╔══

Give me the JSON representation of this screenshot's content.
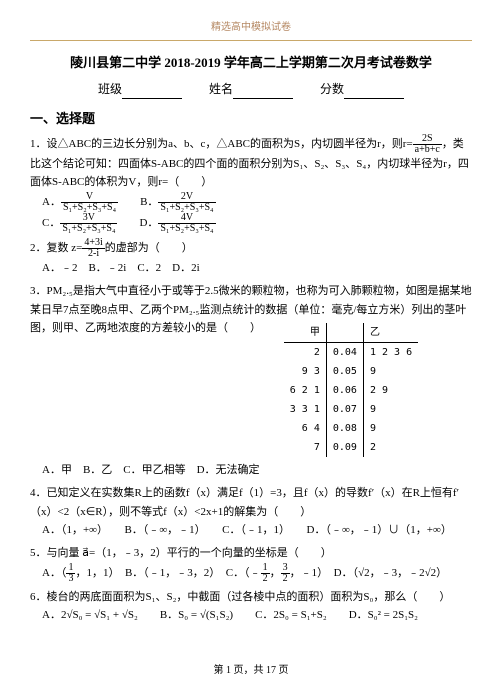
{
  "watermark": "精选高中模拟试卷",
  "title": "陵川县第二中学 2018-2019 学年高二上学期第二次月考试卷数学",
  "header": {
    "class": "班级",
    "name": "姓名",
    "score": "分数"
  },
  "section1": "一、选择题",
  "q1": {
    "text": "1．设△ABC的三边长分别为a、b、c，△ABC的面积为S，内切圆半径为r，则r=",
    "text2": "，类比这个结论可知：四面体S-ABC的四个面的面积分别为S₁、S₂、S₃、S₄，内切球半径为r，四面体S-ABC的体积为V，则r=（　　）",
    "frac_n": "2S",
    "frac_d": "a+b+c",
    "A": {
      "n": "V",
      "d": "S₁+S₂+S₃+S₄"
    },
    "B": {
      "n": "2V",
      "d": "S₁+S₂+S₃+S₄"
    },
    "C": {
      "n": "3V",
      "d": "S₁+S₂+S₃+S₄"
    },
    "D": {
      "n": "4V",
      "d": "S₁+S₂+S₃+S₄"
    }
  },
  "q2": {
    "text": "2．复数 z=",
    "frac_n": "4+3i",
    "frac_d": "2-i",
    "text2": "的虚部为（　　）",
    "opts": "A．﹣2　B．﹣2i　C．2　D．2i"
  },
  "q3": {
    "text": "3．PM₂.₅是指大气中直径小于或等于2.5微米的颗粒物，也称为可入肺颗粒物，如图是据某地某日早7点至晚8点甲、乙两个PM₂.₅监测点统计的数据（单位：毫克/每立方米）列出的茎叶图，则甲、乙两地浓度的方差较小的是（　　）",
    "stem": {
      "head": {
        "l": "甲",
        "m": "",
        "r": "乙"
      },
      "rows": [
        {
          "l": "2",
          "m": "0.04",
          "r": "1 2 3 6"
        },
        {
          "l": "9 3",
          "m": "0.05",
          "r": "9"
        },
        {
          "l": "6 2 1",
          "m": "0.06",
          "r": "2 9"
        },
        {
          "l": "3 3 1",
          "m": "0.07",
          "r": "9"
        },
        {
          "l": "6 4",
          "m": "0.08",
          "r": "9"
        },
        {
          "l": "7",
          "m": "0.09",
          "r": "2"
        }
      ]
    },
    "opts": "A．甲　B．乙　C．甲乙相等　D．无法确定"
  },
  "q4": {
    "text": "4．已知定义在实数集R上的函数f（x）满足f（1）=3，且f（x）的导数f′（x）在R上恒有f′（x）<2（x∈R），则不等式f（x）<2x+1的解集为（　　）",
    "opts": "A．（1，+∞）　　B．（﹣∞，﹣1）　　C．（﹣1，1）　　D．（﹣∞，﹣1）∪（1，+∞）"
  },
  "q5": {
    "text": "5．与向量 a⃗=（1，﹣3，2）平行的一个向量的坐标是（　　）",
    "A_n": "1",
    "A_d": "3",
    "A_t": "，1，1）",
    "B": "B．（﹣1，﹣3，2）",
    "C_n": "1",
    "C_d": "2",
    "C_n2": "3",
    "C_d2": "2",
    "C_t": "，﹣1）",
    "D": "D．（√2，﹣3，﹣2√2）"
  },
  "q6": {
    "text": "6．棱台的两底面面积为S₁、S₂，中截面（过各棱中点的面积）面积为S₀，那么（　　）",
    "A": "A．2√S₀ = √S₁ + √S₂",
    "B": "B．S₀ = √(S₁S₂)",
    "C": "C．2S₀ = S₁+S₂",
    "D": "D．S₀² = 2S₁S₂"
  },
  "footer": "第 1 页，共 17 页"
}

╚══

Leave the pictures out and print the records above exactly as they stand.

▸ Response to the task:
Give me the JSON representation of this screenshot's content.
{
  "watermark": "精选高中模拟试卷",
  "title": "陵川县第二中学 2018-2019 学年高二上学期第二次月考试卷数学",
  "header": {
    "class": "班级",
    "name": "姓名",
    "score": "分数"
  },
  "section1": "一、选择题",
  "q1": {
    "text": "1．设△ABC的三边长分别为a、b、c，△ABC的面积为S，内切圆半径为r，则r=",
    "text2": "，类比这个结论可知：四面体S-ABC的四个面的面积分别为S₁、S₂、S₃、S₄，内切球半径为r，四面体S-ABC的体积为V，则r=（　　）",
    "frac_n": "2S",
    "frac_d": "a+b+c",
    "A": {
      "n": "V",
      "d": "S₁+S₂+S₃+S₄"
    },
    "B": {
      "n": "2V",
      "d": "S₁+S₂+S₃+S₄"
    },
    "C": {
      "n": "3V",
      "d": "S₁+S₂+S₃+S₄"
    },
    "D": {
      "n": "4V",
      "d": "S₁+S₂+S₃+S₄"
    }
  },
  "q2": {
    "text": "2．复数 z=",
    "frac_n": "4+3i",
    "frac_d": "2-i",
    "text2": "的虚部为（　　）",
    "opts": "A．﹣2　B．﹣2i　C．2　D．2i"
  },
  "q3": {
    "text": "3．PM₂.₅是指大气中直径小于或等于2.5微米的颗粒物，也称为可入肺颗粒物，如图是据某地某日早7点至晚8点甲、乙两个PM₂.₅监测点统计的数据（单位：毫克/每立方米）列出的茎叶图，则甲、乙两地浓度的方差较小的是（　　）",
    "stem": {
      "head": {
        "l": "甲",
        "m": "",
        "r": "乙"
      },
      "rows": [
        {
          "l": "2",
          "m": "0.04",
          "r": "1 2 3 6"
        },
        {
          "l": "9 3",
          "m": "0.05",
          "r": "9"
        },
        {
          "l": "6 2 1",
          "m": "0.06",
          "r": "2 9"
        },
        {
          "l": "3 3 1",
          "m": "0.07",
          "r": "9"
        },
        {
          "l": "6 4",
          "m": "0.08",
          "r": "9"
        },
        {
          "l": "7",
          "m": "0.09",
          "r": "2"
        }
      ]
    },
    "opts": "A．甲　B．乙　C．甲乙相等　D．无法确定"
  },
  "q4": {
    "text": "4．已知定义在实数集R上的函数f（x）满足f（1）=3，且f（x）的导数f′（x）在R上恒有f′（x）<2（x∈R），则不等式f（x）<2x+1的解集为（　　）",
    "opts": "A．（1，+∞）　　B．（﹣∞，﹣1）　　C．（﹣1，1）　　D．（﹣∞，﹣1）∪（1，+∞）"
  },
  "q5": {
    "text": "5．与向量 a⃗=（1，﹣3，2）平行的一个向量的坐标是（　　）",
    "A_n": "1",
    "A_d": "3",
    "A_t": "，1，1）",
    "B": "B．（﹣1，﹣3，2）",
    "C_n": "1",
    "C_d": "2",
    "C_n2": "3",
    "C_d2": "2",
    "C_t": "，﹣1）",
    "D": "D．（√2，﹣3，﹣2√2）"
  },
  "q6": {
    "text": "6．棱台的两底面面积为S₁、S₂，中截面（过各棱中点的面积）面积为S₀，那么（　　）",
    "A": "A．2√S₀ = √S₁ + √S₂",
    "B": "B．S₀ = √(S₁S₂)",
    "C": "C．2S₀ = S₁+S₂",
    "D": "D．S₀² = 2S₁S₂"
  },
  "footer": "第 1 页，共 17 页"
}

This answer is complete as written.